> Extracted records:
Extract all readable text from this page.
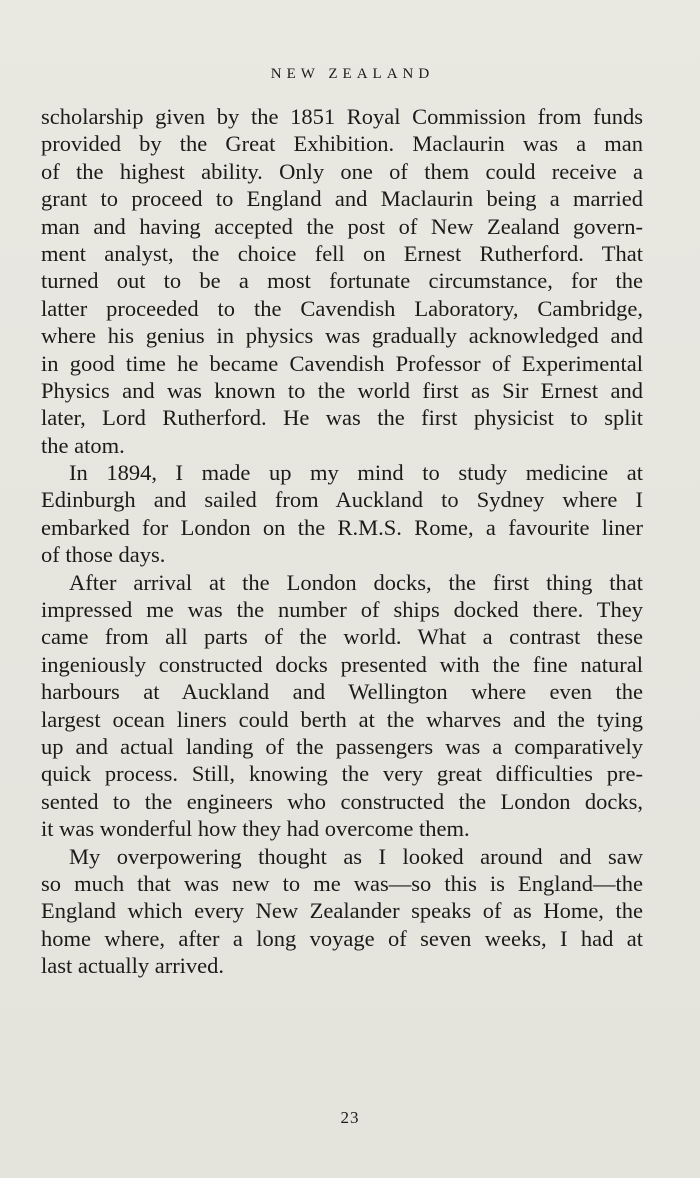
NEW ZEALAND
scholarship given by the 1851 Royal Commission from funds
provided by the Great Exhibition. Maclaurin was a man
of the highest ability. Only one of them could receive a
grant to proceed to England and Maclaurin being a married
man and having accepted the post of New Zealand govern-
ment analyst, the choice fell on Ernest Rutherford. That
turned out to be a most fortunate circumstance, for the
latter proceeded to the Cavendish Laboratory, Cambridge,
where his genius in physics was gradually acknowledged and
in good time he became Cavendish Professor of Experimental
Physics and was known to the world first as Sir Ernest and
later, Lord Rutherford. He was the first physicist to split
the atom.
In 1894, I made up my mind to study medicine at
Edinburgh and sailed from Auckland to Sydney where I
embarked for London on the R.M.S. Rome, a favourite liner
of those days.
After arrival at the London docks, the first thing that
impressed me was the number of ships docked there. They
came from all parts of the world. What a contrast these
ingeniously constructed docks presented with the fine natural
harbours at Auckland and Wellington where even the
largest ocean liners could berth at the wharves and the tying
up and actual landing of the passengers was a comparatively
quick process. Still, knowing the very great difficulties pre-
sented to the engineers who constructed the London docks,
it was wonderful how they had overcome them.
My overpowering thought as I looked around and saw
so much that was new to me was—so this is England—the
England which every New Zealander speaks of as Home, the
home where, after a long voyage of seven weeks, I had at
last actually arrived.
23
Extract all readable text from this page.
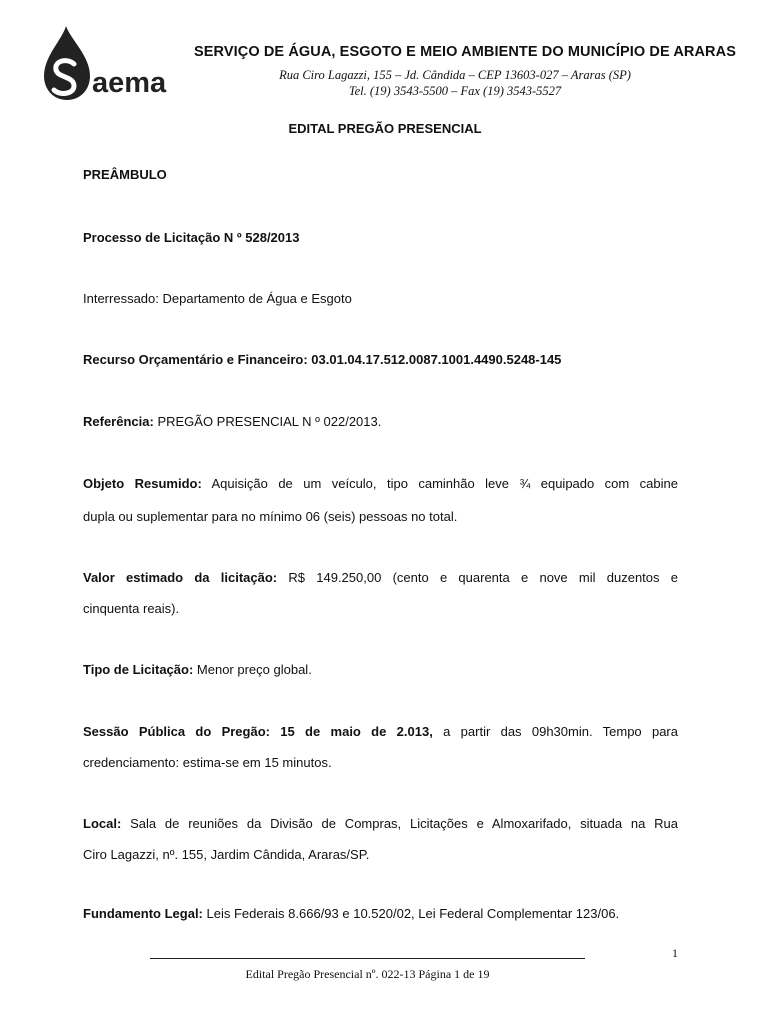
aema
SERVIÇO DE ÁGUA, ESGOTO E MEIO AMBIENTE DO MUNICÍPIO DE ARARAS
Rua Ciro Lagazzi, 155 – Jd. Cândida – CEP 13603-027 – Araras (SP)
Tel. (19) 3543-5500 – Fax (19) 3543-5527
EDITAL PREGÃO PRESENCIAL
PREÂMBULO
Processo de Licitação N º 528/2013
Interressado: Departamento de Água e Esgoto
Recurso Orçamentário e Financeiro: 03.01.04.17.512.0087.1001.4490.5248-145
Referência: PREGÃO PRESENCIAL N º 022/2013.
Objeto Resumido: Aquisição de um veículo, tipo caminhão leve ¾ equipado com cabine
dupla ou suplementar para no mínimo 06 (seis) pessoas no total.
Valor estimado da licitação: R$ 149.250,00 (cento e quarenta e nove mil duzentos e
cinquenta reais).
Tipo de Licitação: Menor preço global.
Sessão Pública do Pregão: 15 de maio de 2.013, a partir das 09h30min. Tempo para
credenciamento: estima-se em 15 minutos.
Local: Sala de reuniões da Divisão de Compras, Licitações e Almoxarifado, situada na Rua
Ciro Lagazzi, nº. 155, Jardim Cândida, Araras/SP.
Fundamento Legal: Leis Federais 8.666/93 e 10.520/02, Lei Federal Complementar 123/06.
1
Edital Pregão Presencial nº. 022-13 Página 1 de 19
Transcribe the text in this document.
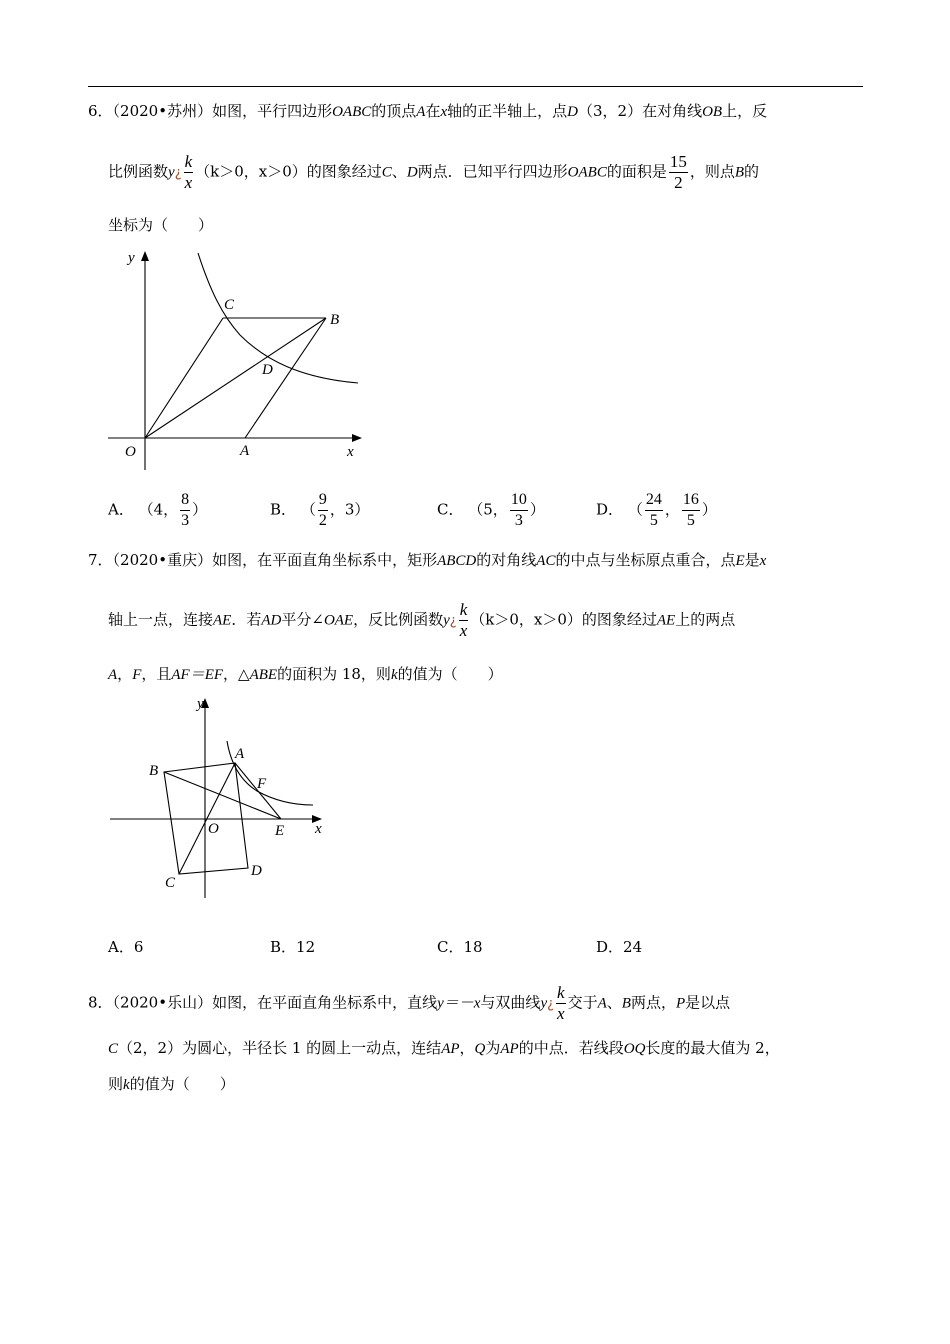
6．（2020•苏州）如图，平行四边形OABC的顶点A在x轴的正半轴上，点D（3，2）在对角线OB上，反
比例函数y¿ $\frac{k}{x} (k>0$，x＞0）的图象经过C、D两点．已知平行四边形OABC的面积是 $\frac{15}{2}$ ，则点B的
坐标为（　　）
y
C
B
D
O	A	x
A． （4， $\frac{8}{3}$ ）	B． （ $\frac{9}{2}$ ，3）	C． （5， $\frac{10}{3}$ ）	D． （ $\frac{24}{5}$ ， $\frac{16}{5}$ ）
7．（2020•重庆）如图，在平面直角坐标系中，矩形ABCD的对角线AC的中点与坐标原点重合，点E是x
轴上一点，连接AE．若AD平分∠OAE，反比例函数y¿ $\frac{k}{x} (k>0$，x＞0）的图象经过AE上的两点
A，F，且AF＝EF，△ABE的面积为 18，则k的值为（　　）
y
A
B
F
O	E x
C
D
A．6	B．12	C．18	D．24
8．（2020•乐山）如图，在平面直角坐标系中，直线y＝－x与双曲线y¿ $\frac{k}{x}$ 交于A、B两点，P是以点
C（2，2）为圆心，半径长 1 的圆上一动点，连结AP，Q为AP的中点．若线段OQ长度的最大值为 2，
则k的值为（　　）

> Challenge: All preceding records should be duplicated verbatim, images excepted.

> Reply to the task:
Extract all readable text from this page.
NEW ZEALAND
scholarship given by the 1851 Royal Commission from funds
provided by the Great Exhibition. Maclaurin was a man
of the highest ability. Only one of them could receive a
grant to proceed to England and Maclaurin being a married
man and having accepted the post of New Zealand govern-
ment analyst, the choice fell on Ernest Rutherford. That
turned out to be a most fortunate circumstance, for the
latter proceeded to the Cavendish Laboratory, Cambridge,
where his genius in physics was gradually acknowledged and
in good time he became Cavendish Professor of Experimental
Physics and was known to the world first as Sir Ernest and
later, Lord Rutherford. He was the first physicist to split
the atom.
In 1894, I made up my mind to study medicine at
Edinburgh and sailed from Auckland to Sydney where I
embarked for London on the R.M.S. Rome, a favourite liner
of those days.
After arrival at the London docks, the first thing that
impressed me was the number of ships docked there. They
came from all parts of the world. What a contrast these
ingeniously constructed docks presented with the fine natural
harbours at Auckland and Wellington where even the
largest ocean liners could berth at the wharves and the tying
up and actual landing of the passengers was a comparatively
quick process. Still, knowing the very great difficulties pre-
sented to the engineers who constructed the London docks,
it was wonderful how they had overcome them.
My overpowering thought as I looked around and saw
so much that was new to me was—so this is England—the
England which every New Zealander speaks of as Home, the
home where, after a long voyage of seven weeks, I had at
last actually arrived.
23
Extract all readable text from this page.
aema
SERVIÇO DE ÁGUA, ESGOTO E MEIO AMBIENTE DO MUNICÍPIO DE ARARAS
Rua Ciro Lagazzi, 155 – Jd. Cândida – CEP 13603-027 – Araras (SP)
Tel. (19) 3543-5500 – Fax (19) 3543-5527
EDITAL PREGÃO PRESENCIAL
PREÂMBULO
Processo de Licitação N º 528/2013
Interressado: Departamento de Água e Esgoto
Recurso Orçamentário e Financeiro: 03.01.04.17.512.0087.1001.4490.5248-145
Referência: PREGÃO PRESENCIAL N º 022/2013.
Objeto Resumido: Aquisição de um veículo, tipo caminhão leve ¾ equipado com cabine
dupla ou suplementar para no mínimo 06 (seis) pessoas no total.
Valor estimado da licitação: R$ 149.250,00 (cento e quarenta e nove mil duzentos e
cinquenta reais).
Tipo de Licitação: Menor preço global.
Sessão Pública do Pregão: 15 de maio de 2.013, a partir das 09h30min. Tempo para
credenciamento: estima-se em 15 minutos.
Local: Sala de reuniões da Divisão de Compras, Licitações e Almoxarifado, situada na Rua
Ciro Lagazzi, nº. 155, Jardim Cândida, Araras/SP.
Fundamento Legal: Leis Federais 8.666/93 e 10.520/02, Lei Federal Complementar 123/06.
1
Edital Pregão Presencial nº. 022-13 Página 1 de 19
Transcribe the text in this document.
6．（2020•苏州）如图，平行四边形OABC的顶点A在x轴的正半轴上，点D（3，2）在对角线OB上，反
比例函数y¿ $\frac{k}{x} (k>0$，x＞0）的图象经过C、D两点．已知平行四边形OABC的面积是 $\frac{15}{2}$ ，则点B的
坐标为（　　）
y
C
B
D
O	A	x
A． （4， $\frac{8}{3}$ ）	B． （ $\frac{9}{2}$ ，3）	C． （5， $\frac{10}{3}$ ）	D． （ $\frac{24}{5}$ ， $\frac{16}{5}$ ）
7．（2020•重庆）如图，在平面直角坐标系中，矩形ABCD的对角线AC的中点与坐标原点重合，点E是x
轴上一点，连接AE．若AD平分∠OAE，反比例函数y¿ $\frac{k}{x} (k>0$，x＞0）的图象经过AE上的两点
A，F，且AF＝EF，△ABE的面积为 18，则k的值为（　　）
y
A
B
F
O	E x
C
D
A．6	B．12	C．18	D．24
8．（2020•乐山）如图，在平面直角坐标系中，直线y＝－x与双曲线y¿ $\frac{k}{x}$ 交于A、B两点，P是以点
C（2，2）为圆心，半径长 1 的圆上一动点，连结AP，Q为AP的中点．若线段OQ长度的最大值为 2，
则k的值为（　　）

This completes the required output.